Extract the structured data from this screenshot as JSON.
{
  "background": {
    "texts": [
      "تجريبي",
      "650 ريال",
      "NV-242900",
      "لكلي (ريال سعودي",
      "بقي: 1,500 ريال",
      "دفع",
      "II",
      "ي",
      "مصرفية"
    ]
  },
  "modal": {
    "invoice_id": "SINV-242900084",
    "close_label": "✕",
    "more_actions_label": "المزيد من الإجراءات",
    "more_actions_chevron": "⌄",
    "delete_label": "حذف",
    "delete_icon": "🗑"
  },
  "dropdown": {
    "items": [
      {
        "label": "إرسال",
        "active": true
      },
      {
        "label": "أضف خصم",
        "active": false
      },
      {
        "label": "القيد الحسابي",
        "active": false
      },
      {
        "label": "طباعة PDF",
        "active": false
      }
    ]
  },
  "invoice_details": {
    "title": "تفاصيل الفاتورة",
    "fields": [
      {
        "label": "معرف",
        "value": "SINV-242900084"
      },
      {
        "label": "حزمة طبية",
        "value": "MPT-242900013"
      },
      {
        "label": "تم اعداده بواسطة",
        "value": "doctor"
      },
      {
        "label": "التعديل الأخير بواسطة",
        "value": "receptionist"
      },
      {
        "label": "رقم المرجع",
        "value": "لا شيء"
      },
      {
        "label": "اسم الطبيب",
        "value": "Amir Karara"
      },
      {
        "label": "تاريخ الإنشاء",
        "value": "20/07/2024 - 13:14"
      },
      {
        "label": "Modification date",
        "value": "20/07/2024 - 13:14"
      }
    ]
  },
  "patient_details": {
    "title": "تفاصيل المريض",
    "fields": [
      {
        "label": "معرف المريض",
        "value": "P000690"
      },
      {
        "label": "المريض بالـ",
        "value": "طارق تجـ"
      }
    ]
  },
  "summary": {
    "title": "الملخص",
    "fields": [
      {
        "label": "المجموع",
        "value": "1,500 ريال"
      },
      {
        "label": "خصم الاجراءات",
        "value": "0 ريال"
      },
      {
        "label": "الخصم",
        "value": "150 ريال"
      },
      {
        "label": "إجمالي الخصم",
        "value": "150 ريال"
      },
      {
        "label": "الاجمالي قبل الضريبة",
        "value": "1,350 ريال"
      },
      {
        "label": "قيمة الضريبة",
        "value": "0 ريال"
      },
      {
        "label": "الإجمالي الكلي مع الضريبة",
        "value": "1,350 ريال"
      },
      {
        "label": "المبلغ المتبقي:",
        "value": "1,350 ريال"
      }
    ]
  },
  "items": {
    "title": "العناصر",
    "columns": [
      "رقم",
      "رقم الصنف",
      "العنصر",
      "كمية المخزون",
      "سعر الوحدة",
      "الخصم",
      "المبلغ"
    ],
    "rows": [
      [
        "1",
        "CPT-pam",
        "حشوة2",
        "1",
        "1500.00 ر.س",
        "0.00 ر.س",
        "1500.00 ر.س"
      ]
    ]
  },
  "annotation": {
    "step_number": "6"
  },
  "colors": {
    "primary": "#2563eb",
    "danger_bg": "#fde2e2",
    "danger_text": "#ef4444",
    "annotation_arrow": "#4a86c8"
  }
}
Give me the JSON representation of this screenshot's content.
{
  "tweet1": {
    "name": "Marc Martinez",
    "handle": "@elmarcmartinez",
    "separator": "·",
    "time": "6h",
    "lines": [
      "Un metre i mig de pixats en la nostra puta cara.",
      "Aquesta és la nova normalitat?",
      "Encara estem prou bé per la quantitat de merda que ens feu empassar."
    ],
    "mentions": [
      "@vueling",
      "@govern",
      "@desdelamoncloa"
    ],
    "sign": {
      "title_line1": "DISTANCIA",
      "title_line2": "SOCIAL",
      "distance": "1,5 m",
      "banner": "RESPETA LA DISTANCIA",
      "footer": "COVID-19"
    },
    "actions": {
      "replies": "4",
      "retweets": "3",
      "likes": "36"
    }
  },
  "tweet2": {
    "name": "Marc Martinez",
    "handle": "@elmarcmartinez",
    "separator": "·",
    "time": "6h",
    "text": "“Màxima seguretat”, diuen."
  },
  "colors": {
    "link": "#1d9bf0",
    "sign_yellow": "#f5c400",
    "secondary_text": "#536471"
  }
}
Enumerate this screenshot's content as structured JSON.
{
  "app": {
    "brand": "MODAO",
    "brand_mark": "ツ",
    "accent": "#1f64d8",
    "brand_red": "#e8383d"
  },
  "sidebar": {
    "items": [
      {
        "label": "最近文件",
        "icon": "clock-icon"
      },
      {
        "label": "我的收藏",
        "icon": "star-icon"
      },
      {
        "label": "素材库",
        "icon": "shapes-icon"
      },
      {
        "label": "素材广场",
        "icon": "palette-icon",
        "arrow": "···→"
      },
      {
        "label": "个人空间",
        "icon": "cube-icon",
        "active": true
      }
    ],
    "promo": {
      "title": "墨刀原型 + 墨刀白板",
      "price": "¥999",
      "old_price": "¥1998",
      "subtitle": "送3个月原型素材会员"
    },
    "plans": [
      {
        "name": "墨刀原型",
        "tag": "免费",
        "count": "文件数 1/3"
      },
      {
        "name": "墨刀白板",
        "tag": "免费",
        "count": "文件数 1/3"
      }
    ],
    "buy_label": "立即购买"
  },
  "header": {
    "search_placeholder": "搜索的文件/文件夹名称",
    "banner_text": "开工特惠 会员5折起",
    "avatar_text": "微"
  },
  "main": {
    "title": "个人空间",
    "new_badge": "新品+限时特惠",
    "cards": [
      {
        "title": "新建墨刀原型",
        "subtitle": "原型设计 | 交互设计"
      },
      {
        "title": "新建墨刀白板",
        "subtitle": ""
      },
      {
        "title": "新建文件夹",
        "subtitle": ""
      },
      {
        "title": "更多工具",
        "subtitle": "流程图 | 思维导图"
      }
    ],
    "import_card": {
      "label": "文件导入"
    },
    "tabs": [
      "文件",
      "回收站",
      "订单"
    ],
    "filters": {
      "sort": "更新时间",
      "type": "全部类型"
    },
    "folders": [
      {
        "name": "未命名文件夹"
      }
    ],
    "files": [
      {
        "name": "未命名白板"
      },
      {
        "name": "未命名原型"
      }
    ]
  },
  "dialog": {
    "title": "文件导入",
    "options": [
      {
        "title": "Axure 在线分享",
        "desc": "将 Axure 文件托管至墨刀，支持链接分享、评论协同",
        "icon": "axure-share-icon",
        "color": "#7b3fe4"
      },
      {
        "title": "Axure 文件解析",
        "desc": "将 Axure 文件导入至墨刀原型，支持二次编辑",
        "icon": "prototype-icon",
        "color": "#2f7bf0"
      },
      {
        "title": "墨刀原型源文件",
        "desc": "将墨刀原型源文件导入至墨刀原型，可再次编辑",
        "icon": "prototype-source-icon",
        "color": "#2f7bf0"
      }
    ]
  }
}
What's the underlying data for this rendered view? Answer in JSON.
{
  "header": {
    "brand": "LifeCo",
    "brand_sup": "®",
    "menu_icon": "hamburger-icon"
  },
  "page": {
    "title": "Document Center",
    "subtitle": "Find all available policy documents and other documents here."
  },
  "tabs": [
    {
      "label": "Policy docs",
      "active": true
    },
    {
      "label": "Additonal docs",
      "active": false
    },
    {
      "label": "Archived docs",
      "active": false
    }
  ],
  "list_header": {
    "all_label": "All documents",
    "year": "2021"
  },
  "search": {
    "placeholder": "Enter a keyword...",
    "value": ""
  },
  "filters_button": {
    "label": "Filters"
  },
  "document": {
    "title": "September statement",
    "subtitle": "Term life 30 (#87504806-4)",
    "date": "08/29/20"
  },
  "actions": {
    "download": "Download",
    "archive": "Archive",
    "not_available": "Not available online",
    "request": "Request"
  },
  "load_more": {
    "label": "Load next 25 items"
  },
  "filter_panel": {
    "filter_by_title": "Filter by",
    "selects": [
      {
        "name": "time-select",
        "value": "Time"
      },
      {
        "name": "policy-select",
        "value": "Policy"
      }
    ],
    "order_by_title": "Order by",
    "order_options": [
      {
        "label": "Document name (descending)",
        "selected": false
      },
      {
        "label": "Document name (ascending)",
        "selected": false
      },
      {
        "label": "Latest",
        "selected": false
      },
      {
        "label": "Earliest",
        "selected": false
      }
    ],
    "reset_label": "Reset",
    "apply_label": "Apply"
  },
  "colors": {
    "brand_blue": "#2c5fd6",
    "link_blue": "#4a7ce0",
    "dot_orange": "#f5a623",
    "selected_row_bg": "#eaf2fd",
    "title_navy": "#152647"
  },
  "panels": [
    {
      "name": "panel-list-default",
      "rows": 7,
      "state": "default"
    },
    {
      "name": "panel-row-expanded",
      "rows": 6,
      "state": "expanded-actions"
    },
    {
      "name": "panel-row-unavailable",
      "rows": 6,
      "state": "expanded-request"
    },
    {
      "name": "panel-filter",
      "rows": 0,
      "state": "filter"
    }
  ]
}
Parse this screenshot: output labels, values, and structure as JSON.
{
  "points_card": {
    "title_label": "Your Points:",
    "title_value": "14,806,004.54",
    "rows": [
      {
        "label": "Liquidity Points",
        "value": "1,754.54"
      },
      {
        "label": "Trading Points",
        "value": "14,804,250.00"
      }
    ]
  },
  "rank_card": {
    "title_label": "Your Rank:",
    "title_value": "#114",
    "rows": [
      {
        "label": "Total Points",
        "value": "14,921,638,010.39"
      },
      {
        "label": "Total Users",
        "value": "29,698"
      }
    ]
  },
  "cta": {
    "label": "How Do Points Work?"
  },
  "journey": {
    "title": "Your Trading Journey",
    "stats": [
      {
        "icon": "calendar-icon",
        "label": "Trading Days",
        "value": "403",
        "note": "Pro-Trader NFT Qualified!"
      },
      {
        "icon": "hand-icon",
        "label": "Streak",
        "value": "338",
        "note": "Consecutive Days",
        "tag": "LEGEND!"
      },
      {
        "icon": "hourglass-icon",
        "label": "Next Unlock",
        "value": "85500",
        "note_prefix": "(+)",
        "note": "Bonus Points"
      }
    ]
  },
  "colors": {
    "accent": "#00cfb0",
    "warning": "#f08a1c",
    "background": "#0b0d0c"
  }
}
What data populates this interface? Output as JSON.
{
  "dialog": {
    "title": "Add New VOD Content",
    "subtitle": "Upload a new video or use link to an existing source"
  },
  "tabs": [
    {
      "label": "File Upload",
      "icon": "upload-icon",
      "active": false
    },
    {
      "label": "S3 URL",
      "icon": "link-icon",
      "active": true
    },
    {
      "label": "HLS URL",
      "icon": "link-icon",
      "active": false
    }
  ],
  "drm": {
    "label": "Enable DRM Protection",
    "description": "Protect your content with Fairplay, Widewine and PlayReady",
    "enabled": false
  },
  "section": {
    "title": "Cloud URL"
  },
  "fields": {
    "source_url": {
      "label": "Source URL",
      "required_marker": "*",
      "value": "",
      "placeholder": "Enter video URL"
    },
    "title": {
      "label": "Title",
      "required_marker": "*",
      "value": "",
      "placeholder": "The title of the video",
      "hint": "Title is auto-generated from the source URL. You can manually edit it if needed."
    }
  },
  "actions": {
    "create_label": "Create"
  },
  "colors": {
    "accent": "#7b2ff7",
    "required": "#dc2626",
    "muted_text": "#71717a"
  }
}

○ ○ ○ ○ ○ ○ ○

Show all lines in the entries above where the word "video" appears.

    "subtitle": "Upload a new video or use link to an existing source"
      "placeholder": "Enter video URL"
      "placeholder": "The title of the video",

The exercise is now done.